What is being asked
From the entries below, gather each line containing the word "Petitioner".

— BEGIN Dataset entries —

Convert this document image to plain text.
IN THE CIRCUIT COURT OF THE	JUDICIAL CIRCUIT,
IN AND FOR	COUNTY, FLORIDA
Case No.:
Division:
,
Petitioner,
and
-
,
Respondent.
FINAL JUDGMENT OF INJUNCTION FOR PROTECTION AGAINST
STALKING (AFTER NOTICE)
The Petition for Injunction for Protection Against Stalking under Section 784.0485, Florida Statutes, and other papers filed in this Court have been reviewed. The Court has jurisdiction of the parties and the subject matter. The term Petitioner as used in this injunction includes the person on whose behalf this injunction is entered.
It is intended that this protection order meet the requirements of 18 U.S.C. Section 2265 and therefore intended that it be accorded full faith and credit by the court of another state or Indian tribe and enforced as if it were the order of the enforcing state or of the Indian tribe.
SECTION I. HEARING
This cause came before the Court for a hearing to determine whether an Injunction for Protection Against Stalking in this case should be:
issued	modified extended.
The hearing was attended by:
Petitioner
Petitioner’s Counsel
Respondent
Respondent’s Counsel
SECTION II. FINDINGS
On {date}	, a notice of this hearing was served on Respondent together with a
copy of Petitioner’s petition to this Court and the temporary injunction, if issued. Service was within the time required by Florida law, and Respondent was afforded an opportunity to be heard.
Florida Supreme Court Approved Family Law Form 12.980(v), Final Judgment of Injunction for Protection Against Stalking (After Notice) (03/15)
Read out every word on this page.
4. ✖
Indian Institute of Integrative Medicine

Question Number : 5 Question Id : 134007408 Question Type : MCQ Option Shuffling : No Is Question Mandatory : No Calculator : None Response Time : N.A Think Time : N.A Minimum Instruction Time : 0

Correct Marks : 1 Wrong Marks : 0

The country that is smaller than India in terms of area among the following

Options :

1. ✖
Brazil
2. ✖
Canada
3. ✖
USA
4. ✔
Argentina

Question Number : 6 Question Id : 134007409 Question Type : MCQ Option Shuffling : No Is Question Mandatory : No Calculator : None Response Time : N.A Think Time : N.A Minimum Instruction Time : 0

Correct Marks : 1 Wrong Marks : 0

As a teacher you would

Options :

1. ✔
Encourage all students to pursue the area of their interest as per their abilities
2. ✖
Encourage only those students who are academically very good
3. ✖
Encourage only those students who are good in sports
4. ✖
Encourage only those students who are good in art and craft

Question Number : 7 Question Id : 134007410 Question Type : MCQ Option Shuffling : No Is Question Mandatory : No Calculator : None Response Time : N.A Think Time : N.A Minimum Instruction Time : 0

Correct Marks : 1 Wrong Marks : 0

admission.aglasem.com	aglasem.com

— END Dataset entries —

Solution below
Petitioner,
The Petition for Injunction for Protection Against Stalking under Section 784.0485, Florida Statutes, and other papers filed in this Court have been reviewed. The Court has jurisdiction of the parties and the subject matter. The term Petitioner as used in this injunction includes the person on whose behalf this injunction is entered.
Petitioner
Petitioner’s Counsel
copy of Petitioner’s petition to this Court and the temporary injunction, if issued. Service was within the time required by Florida law, and Respondent was afforded an opportunity to be heard.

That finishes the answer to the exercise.